**Records to process**
______________________________
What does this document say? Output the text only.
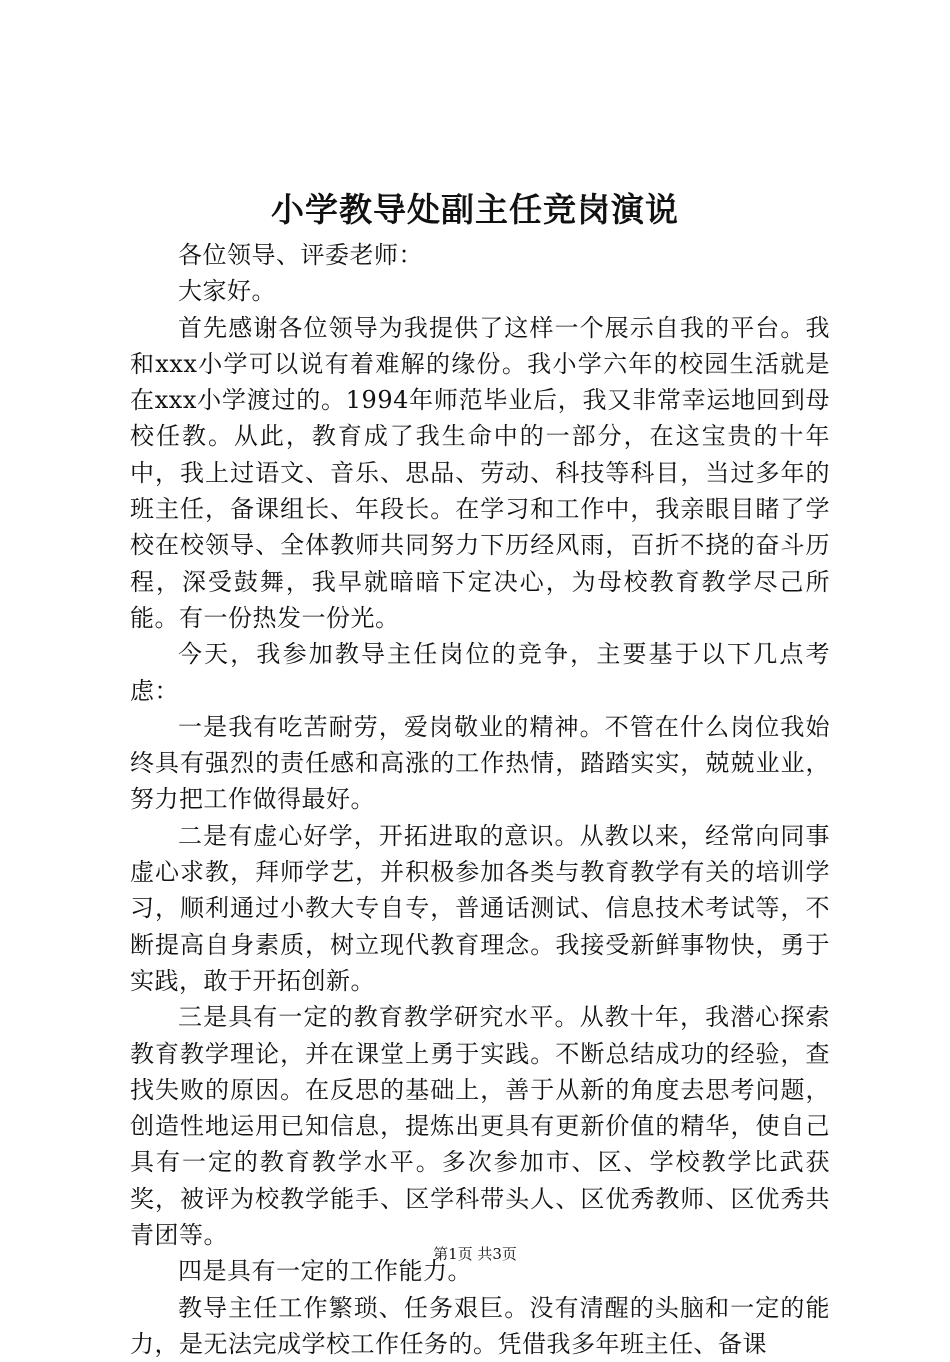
小学教导处副主任竞岗演说

各位领导、评委老师：

大家好。

首先感谢各位领导为我提供了这样一个展示自我的平台。我和xxx小学可以说有着难解的缘份。我小学六年的校园生活就是在xxx小学渡过的。1994年师范毕业后，我又非常幸运地回到母校任教。从此，教育成了我生命中的一部分，在这宝贵的十年中，我上过语文、音乐、思品、劳动、科技等科目，当过多年的班主任，备课组长、年段长。在学习和工作中，我亲眼目睹了学校在校领导、全体教师共同努力下历经风雨，百折不挠的奋斗历程，深受鼓舞，我早就暗暗下定决心，为母校教育教学尽己所能。有一份热发一份光。

今天，我参加教导主任岗位的竞争，主要基于以下几点考虑：

一是我有吃苦耐劳，爱岗敬业的精神。不管在什么岗位我始终具有强烈的责任感和高涨的工作热情，踏踏实实，兢兢业业，努力把工作做得最好。

二是有虚心好学，开拓进取的意识。从教以来，经常向同事虚心求教，拜师学艺，并积极参加各类与教育教学有关的培训学习，顺利通过小教大专自专，普通话测试、信息技术考试等，不断提高自身素质，树立现代教育理念。我接受新鲜事物快，勇于实践，敢于开拓创新。

三是具有一定的教育教学研究水平。从教十年，我潜心探索教育教学理论，并在课堂上勇于实践。不断总结成功的经验，查找失败的原因。在反思的基础上，善于从新的角度去思考问题，创造性地运用已知信息，提炼出更具有更新价值的精华，使自己具有一定的教育教学水平。多次参加市、区、学校教学比武获奖，被评为校教学能手、区学科带头人、区优秀教师、区优秀共青团等。

四是具有一定的工作能力。

教导主任工作繁琐、任务艰巨。没有清醒的头脑和一定的能力，是无法完成学校工作任务的。凭借我多年班主任、备课

第1页 共3页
______________________________
**Task description**
In your copy, leave out the pictures and reproduce the material above exactly.

**Answer to this exercise**
What does this document say? Output the text only.
小学教导处副主任竞岗演说

各位领导、评委老师：

大家好。

首先感谢各位领导为我提供了这样一个展示自我的平台。我和xxx小学可以说有着难解的缘份。我小学六年的校园生活就是在xxx小学渡过的。1994年师范毕业后，我又非常幸运地回到母校任教。从此，教育成了我生命中的一部分，在这宝贵的十年中，我上过语文、音乐、思品、劳动、科技等科目，当过多年的班主任，备课组长、年段长。在学习和工作中，我亲眼目睹了学校在校领导、全体教师共同努力下历经风雨，百折不挠的奋斗历程，深受鼓舞，我早就暗暗下定决心，为母校教育教学尽己所能。有一份热发一份光。

今天，我参加教导主任岗位的竞争，主要基于以下几点考虑：

一是我有吃苦耐劳，爱岗敬业的精神。不管在什么岗位我始终具有强烈的责任感和高涨的工作热情，踏踏实实，兢兢业业，努力把工作做得最好。

二是有虚心好学，开拓进取的意识。从教以来，经常向同事虚心求教，拜师学艺，并积极参加各类与教育教学有关的培训学习，顺利通过小教大专自专，普通话测试、信息技术考试等，不断提高自身素质，树立现代教育理念。我接受新鲜事物快，勇于实践，敢于开拓创新。

三是具有一定的教育教学研究水平。从教十年，我潜心探索教育教学理论，并在课堂上勇于实践。不断总结成功的经验，查找失败的原因。在反思的基础上，善于从新的角度去思考问题，创造性地运用已知信息，提炼出更具有更新价值的精华，使自己具有一定的教育教学水平。多次参加市、区、学校教学比武获奖，被评为校教学能手、区学科带头人、区优秀教师、区优秀共青团等。

四是具有一定的工作能力。

教导主任工作繁琐、任务艰巨。没有清醒的头脑和一定的能力，是无法完成学校工作任务的。凭借我多年班主任、备课

第1页 共3页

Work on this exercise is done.